Rows from a figure dataset:
%%

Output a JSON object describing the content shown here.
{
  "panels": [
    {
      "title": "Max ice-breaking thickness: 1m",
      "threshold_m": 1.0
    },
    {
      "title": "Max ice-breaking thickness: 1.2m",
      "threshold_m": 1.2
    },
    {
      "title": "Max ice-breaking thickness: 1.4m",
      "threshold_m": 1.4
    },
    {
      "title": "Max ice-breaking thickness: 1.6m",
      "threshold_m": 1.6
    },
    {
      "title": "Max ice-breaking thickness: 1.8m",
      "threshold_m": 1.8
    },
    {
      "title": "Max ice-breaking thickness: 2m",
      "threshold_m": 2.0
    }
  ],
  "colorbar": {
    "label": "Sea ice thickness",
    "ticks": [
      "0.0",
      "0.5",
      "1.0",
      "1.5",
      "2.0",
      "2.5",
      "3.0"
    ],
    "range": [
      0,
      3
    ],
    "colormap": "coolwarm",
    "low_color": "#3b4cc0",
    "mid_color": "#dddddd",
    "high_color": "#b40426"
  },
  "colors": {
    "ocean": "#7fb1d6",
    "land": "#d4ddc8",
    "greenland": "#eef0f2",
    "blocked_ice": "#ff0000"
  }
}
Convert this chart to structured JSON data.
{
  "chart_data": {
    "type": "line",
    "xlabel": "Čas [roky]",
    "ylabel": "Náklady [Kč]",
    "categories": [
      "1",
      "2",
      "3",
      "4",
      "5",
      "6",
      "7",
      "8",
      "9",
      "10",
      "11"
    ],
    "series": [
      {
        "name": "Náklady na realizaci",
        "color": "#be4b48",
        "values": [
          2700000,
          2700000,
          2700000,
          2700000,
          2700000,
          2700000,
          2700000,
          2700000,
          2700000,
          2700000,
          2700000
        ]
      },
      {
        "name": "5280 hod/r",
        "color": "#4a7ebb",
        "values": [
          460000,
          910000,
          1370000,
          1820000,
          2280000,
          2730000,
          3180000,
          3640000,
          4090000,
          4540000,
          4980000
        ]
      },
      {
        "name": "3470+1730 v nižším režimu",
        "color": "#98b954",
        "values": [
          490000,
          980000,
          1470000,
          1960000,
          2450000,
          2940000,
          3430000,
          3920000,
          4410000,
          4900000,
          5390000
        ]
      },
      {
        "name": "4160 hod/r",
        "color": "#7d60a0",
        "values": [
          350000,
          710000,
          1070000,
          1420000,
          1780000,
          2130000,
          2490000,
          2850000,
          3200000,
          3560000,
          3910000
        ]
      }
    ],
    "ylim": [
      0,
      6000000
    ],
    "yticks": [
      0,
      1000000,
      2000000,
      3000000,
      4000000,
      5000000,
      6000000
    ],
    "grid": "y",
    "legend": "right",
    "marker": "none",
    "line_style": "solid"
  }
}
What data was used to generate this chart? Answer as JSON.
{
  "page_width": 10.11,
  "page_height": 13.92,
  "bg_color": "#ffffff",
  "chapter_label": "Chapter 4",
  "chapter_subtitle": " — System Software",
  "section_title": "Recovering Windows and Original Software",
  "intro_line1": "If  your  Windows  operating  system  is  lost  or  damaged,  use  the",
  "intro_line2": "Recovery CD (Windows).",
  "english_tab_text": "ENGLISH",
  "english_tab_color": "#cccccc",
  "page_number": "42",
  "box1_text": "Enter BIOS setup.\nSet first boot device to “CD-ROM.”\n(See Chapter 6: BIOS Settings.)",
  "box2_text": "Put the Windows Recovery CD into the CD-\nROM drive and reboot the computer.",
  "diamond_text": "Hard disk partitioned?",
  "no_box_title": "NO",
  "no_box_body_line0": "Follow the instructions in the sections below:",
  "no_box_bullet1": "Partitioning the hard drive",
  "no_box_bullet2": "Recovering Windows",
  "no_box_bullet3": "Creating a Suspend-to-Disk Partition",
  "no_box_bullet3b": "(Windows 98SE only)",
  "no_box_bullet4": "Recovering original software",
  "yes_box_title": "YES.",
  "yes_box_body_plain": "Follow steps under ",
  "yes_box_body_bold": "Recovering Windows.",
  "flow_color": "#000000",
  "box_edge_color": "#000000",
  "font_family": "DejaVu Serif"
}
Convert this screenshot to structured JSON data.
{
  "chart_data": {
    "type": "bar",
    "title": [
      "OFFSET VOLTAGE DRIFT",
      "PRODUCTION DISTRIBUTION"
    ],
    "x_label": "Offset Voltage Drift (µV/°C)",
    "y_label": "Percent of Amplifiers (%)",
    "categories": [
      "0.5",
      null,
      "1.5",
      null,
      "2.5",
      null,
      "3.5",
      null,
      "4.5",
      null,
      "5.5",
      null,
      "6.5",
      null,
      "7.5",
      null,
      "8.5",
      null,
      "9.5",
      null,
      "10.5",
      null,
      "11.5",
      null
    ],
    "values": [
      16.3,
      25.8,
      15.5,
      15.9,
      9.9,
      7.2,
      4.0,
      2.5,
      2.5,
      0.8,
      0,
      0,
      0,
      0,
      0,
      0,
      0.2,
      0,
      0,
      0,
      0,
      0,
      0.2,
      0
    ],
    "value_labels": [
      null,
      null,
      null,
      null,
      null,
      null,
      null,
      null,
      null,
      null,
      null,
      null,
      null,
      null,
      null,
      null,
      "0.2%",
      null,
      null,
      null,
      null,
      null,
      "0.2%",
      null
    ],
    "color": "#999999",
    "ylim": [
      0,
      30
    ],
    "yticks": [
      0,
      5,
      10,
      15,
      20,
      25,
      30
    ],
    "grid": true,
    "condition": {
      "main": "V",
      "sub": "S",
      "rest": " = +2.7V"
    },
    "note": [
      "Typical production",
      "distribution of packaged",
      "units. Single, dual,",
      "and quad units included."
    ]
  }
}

%%

EXERCISE DESCRIPTION:
Of the lines above, copy each that contains "thickness".

CORRECT ANSWER:
      "title": "Max ice-breaking thickness: 1m",
      "title": "Max ice-breaking thickness: 1.2m",
      "title": "Max ice-breaking thickness: 1.4m",
      "title": "Max ice-breaking thickness: 1.6m",
      "title": "Max ice-breaking thickness: 1.8m",
      "title": "Max ice-breaking thickness: 2m",
    "label": "Sea ice thickness",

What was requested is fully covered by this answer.